## begin TASK INPUTS

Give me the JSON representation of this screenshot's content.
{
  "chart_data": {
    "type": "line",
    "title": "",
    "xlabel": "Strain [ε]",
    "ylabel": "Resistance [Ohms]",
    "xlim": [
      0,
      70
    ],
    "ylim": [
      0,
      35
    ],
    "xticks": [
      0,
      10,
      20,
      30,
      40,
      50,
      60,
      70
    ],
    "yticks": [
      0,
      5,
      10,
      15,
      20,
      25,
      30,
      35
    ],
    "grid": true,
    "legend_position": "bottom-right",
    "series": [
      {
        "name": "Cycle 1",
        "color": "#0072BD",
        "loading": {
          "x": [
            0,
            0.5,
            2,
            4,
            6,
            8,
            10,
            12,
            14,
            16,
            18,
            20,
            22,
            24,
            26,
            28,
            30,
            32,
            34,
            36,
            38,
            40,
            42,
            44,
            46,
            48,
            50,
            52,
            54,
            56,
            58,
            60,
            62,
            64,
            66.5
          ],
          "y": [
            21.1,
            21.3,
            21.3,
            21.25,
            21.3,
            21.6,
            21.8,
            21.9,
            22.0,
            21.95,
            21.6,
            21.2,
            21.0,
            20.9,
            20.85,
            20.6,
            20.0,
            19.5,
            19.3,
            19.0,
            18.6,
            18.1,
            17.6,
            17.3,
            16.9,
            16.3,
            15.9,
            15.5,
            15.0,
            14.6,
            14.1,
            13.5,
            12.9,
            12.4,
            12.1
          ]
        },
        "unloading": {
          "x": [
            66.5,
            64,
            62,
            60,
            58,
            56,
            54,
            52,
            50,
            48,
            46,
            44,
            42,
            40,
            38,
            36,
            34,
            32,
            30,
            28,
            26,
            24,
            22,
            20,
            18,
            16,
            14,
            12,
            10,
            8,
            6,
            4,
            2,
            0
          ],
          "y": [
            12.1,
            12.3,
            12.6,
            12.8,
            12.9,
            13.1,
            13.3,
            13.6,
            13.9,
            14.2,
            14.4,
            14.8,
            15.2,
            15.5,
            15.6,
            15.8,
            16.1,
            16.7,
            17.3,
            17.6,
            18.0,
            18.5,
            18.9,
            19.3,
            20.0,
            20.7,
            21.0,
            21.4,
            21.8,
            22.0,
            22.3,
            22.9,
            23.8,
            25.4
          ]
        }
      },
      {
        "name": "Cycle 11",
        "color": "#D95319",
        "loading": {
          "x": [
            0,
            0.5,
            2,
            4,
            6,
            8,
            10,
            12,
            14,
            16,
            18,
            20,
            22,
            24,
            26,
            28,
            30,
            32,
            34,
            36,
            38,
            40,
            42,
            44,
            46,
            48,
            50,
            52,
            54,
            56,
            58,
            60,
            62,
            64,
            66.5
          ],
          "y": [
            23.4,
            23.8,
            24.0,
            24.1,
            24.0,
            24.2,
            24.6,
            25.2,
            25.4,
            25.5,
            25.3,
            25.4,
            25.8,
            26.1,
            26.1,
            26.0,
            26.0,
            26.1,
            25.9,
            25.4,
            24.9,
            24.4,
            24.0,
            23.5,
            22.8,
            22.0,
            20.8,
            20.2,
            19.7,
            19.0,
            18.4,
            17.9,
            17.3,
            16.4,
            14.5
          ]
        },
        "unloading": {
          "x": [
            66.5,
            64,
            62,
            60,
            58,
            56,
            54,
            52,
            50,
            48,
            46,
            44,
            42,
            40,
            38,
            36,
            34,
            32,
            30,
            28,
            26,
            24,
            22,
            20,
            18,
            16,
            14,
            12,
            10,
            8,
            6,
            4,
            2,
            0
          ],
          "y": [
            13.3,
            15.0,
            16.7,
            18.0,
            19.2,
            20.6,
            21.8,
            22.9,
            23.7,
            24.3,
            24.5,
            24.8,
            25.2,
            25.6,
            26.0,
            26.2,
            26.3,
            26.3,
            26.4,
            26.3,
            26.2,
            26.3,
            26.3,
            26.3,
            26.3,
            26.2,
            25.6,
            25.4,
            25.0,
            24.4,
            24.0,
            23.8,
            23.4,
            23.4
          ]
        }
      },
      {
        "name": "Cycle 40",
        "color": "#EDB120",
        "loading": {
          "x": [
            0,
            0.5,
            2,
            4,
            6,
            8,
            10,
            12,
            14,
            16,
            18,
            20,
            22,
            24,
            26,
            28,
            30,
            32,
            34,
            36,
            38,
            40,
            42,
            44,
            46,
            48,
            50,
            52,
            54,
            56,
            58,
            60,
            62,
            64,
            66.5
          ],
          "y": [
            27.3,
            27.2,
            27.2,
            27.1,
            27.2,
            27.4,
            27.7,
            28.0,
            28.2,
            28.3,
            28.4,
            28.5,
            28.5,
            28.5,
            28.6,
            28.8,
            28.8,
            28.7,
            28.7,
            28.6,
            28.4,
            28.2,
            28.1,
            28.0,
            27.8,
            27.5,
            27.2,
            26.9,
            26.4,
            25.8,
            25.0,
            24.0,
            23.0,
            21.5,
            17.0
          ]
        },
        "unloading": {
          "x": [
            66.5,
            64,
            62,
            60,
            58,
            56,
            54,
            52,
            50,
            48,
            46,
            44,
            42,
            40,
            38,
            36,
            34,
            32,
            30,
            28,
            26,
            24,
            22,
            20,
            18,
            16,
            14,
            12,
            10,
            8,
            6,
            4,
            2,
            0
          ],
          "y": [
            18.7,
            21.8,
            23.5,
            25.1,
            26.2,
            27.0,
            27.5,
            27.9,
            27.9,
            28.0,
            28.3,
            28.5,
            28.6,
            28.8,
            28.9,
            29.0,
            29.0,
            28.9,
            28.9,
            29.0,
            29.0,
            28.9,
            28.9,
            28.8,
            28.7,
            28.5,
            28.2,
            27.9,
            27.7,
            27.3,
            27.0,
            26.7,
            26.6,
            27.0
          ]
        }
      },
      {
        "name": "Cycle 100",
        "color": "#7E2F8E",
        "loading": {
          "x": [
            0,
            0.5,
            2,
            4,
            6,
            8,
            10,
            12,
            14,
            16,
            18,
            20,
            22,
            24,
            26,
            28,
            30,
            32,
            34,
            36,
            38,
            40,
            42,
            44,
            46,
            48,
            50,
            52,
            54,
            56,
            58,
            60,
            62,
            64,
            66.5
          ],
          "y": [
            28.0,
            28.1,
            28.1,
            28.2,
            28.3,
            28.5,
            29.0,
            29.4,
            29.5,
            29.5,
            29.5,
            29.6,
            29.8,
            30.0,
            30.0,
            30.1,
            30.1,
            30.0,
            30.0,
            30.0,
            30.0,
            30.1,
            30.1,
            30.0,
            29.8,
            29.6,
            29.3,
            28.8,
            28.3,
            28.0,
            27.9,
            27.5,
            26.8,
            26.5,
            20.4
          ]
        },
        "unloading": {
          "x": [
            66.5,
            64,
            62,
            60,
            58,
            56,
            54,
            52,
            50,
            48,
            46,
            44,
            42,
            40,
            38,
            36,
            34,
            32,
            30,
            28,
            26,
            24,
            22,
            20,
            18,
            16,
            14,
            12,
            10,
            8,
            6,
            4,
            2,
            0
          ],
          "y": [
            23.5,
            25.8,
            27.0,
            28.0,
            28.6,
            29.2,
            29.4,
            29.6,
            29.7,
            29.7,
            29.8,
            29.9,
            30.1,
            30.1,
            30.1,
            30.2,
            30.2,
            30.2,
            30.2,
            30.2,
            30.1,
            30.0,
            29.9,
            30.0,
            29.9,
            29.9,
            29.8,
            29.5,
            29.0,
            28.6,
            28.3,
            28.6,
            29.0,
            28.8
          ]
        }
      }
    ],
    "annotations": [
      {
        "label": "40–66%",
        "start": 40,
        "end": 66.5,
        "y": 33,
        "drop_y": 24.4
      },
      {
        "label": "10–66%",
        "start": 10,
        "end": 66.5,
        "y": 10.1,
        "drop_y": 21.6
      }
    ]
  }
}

## end TASK INPUTS

*WRITTEN EXERCISE*:
Every line containing the string "name" must be listed.

*EXERCISE RESPONSE*:
        "name": "Cycle 1",
        "name": "Cycle 11",
        "name": "Cycle 40",
        "name": "Cycle 100",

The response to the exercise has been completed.